> [Written request]
Every record below should be printed exactly as given.

> [Stored rows]
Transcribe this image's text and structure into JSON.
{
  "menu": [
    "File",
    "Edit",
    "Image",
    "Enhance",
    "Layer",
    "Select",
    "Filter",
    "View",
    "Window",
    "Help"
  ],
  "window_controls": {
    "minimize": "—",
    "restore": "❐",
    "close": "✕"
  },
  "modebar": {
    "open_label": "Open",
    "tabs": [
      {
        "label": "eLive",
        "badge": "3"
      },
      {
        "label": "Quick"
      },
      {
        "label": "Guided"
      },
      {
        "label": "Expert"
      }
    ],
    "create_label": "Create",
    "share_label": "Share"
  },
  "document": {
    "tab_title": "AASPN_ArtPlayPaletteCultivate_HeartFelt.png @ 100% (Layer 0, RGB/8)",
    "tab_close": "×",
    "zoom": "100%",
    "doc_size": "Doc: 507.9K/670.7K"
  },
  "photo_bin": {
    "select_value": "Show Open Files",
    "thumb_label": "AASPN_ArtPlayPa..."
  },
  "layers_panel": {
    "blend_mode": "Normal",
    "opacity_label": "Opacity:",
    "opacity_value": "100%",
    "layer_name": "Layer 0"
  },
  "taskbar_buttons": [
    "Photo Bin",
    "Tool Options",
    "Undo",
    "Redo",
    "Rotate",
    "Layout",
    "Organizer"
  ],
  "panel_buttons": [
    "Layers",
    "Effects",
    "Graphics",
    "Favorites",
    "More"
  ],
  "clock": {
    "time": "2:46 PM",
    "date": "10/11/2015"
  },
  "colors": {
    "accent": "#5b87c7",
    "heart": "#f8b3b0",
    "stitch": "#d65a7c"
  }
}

> [Answer to the task]
Transcribe this image's text and structure into JSON.
{
  "menu": [
    "File",
    "Edit",
    "Image",
    "Enhance",
    "Layer",
    "Select",
    "Filter",
    "View",
    "Window",
    "Help"
  ],
  "window_controls": {
    "minimize": "—",
    "restore": "❐",
    "close": "✕"
  },
  "modebar": {
    "open_label": "Open",
    "tabs": [
      {
        "label": "eLive",
        "badge": "3"
      },
      {
        "label": "Quick"
      },
      {
        "label": "Guided"
      },
      {
        "label": "Expert"
      }
    ],
    "create_label": "Create",
    "share_label": "Share"
  },
  "document": {
    "tab_title": "AASPN_ArtPlayPaletteCultivate_HeartFelt.png @ 100% (Layer 0, RGB/8)",
    "tab_close": "×",
    "zoom": "100%",
    "doc_size": "Doc: 507.9K/670.7K"
  },
  "photo_bin": {
    "select_value": "Show Open Files",
    "thumb_label": "AASPN_ArtPlayPa..."
  },
  "layers_panel": {
    "blend_mode": "Normal",
    "opacity_label": "Opacity:",
    "opacity_value": "100%",
    "layer_name": "Layer 0"
  },
  "taskbar_buttons": [
    "Photo Bin",
    "Tool Options",
    "Undo",
    "Redo",
    "Rotate",
    "Layout",
    "Organizer"
  ],
  "panel_buttons": [
    "Layers",
    "Effects",
    "Graphics",
    "Favorites",
    "More"
  ],
  "clock": {
    "time": "2:46 PM",
    "date": "10/11/2015"
  },
  "colors": {
    "accent": "#5b87c7",
    "heart": "#f8b3b0",
    "stitch": "#d65a7c"
  }
}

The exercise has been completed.